JOB
Reproduce all of the material exactly as shown.
* Begin MATERIAL SHOWN *
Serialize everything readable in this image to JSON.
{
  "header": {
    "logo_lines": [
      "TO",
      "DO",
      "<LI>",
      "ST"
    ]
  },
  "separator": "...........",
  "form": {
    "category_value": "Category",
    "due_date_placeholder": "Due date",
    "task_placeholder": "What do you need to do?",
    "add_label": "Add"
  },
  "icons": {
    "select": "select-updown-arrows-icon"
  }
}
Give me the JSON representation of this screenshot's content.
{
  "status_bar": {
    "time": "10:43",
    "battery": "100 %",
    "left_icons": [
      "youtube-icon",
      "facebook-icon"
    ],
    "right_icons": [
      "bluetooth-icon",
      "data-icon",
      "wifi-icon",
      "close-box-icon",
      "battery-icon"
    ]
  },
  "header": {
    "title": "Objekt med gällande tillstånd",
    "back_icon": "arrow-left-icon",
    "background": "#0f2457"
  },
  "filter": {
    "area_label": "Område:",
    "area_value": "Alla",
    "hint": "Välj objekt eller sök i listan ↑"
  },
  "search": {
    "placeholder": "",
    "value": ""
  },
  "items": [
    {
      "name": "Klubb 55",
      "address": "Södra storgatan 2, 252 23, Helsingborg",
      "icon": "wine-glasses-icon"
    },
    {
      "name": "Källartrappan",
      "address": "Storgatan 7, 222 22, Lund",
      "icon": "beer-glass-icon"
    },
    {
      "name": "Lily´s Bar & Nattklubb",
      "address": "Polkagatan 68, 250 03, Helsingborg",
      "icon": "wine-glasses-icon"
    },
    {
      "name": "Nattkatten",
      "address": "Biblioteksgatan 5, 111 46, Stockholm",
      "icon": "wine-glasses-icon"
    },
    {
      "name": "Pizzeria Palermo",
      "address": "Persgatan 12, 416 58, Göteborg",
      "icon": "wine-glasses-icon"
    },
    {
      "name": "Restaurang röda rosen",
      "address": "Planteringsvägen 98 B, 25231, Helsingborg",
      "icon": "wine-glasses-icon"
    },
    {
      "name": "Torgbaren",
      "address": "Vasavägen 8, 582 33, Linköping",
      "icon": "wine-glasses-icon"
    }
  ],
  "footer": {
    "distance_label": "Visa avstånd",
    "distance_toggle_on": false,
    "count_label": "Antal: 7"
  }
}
* End MATERIAL SHOWN *
OUTPUT FOR THIS TASK
Serialize everything readable in this image to JSON.
{
  "header": {
    "logo_lines": [
      "TO",
      "DO",
      "<LI>",
      "ST"
    ]
  },
  "separator": "...........",
  "form": {
    "category_value": "Category",
    "due_date_placeholder": "Due date",
    "task_placeholder": "What do you need to do?",
    "add_label": "Add"
  },
  "icons": {
    "select": "select-updown-arrows-icon"
  }
}
Give me the JSON representation of this screenshot's content.
{
  "status_bar": {
    "time": "10:43",
    "battery": "100 %",
    "left_icons": [
      "youtube-icon",
      "facebook-icon"
    ],
    "right_icons": [
      "bluetooth-icon",
      "data-icon",
      "wifi-icon",
      "close-box-icon",
      "battery-icon"
    ]
  },
  "header": {
    "title": "Objekt med gällande tillstånd",
    "back_icon": "arrow-left-icon",
    "background": "#0f2457"
  },
  "filter": {
    "area_label": "Område:",
    "area_value": "Alla",
    "hint": "Välj objekt eller sök i listan ↑"
  },
  "search": {
    "placeholder": "",
    "value": ""
  },
  "items": [
    {
      "name": "Klubb 55",
      "address": "Södra storgatan 2, 252 23, Helsingborg",
      "icon": "wine-glasses-icon"
    },
    {
      "name": "Källartrappan",
      "address": "Storgatan 7, 222 22, Lund",
      "icon": "beer-glass-icon"
    },
    {
      "name": "Lily´s Bar & Nattklubb",
      "address": "Polkagatan 68, 250 03, Helsingborg",
      "icon": "wine-glasses-icon"
    },
    {
      "name": "Nattkatten",
      "address": "Biblioteksgatan 5, 111 46, Stockholm",
      "icon": "wine-glasses-icon"
    },
    {
      "name": "Pizzeria Palermo",
      "address": "Persgatan 12, 416 58, Göteborg",
      "icon": "wine-glasses-icon"
    },
    {
      "name": "Restaurang röda rosen",
      "address": "Planteringsvägen 98 B, 25231, Helsingborg",
      "icon": "wine-glasses-icon"
    },
    {
      "name": "Torgbaren",
      "address": "Vasavägen 8, 582 33, Linköping",
      "icon": "wine-glasses-icon"
    }
  ],
  "footer": {
    "distance_label": "Visa avstånd",
    "distance_toggle_on": false,
    "count_label": "Antal: 7"
  }
}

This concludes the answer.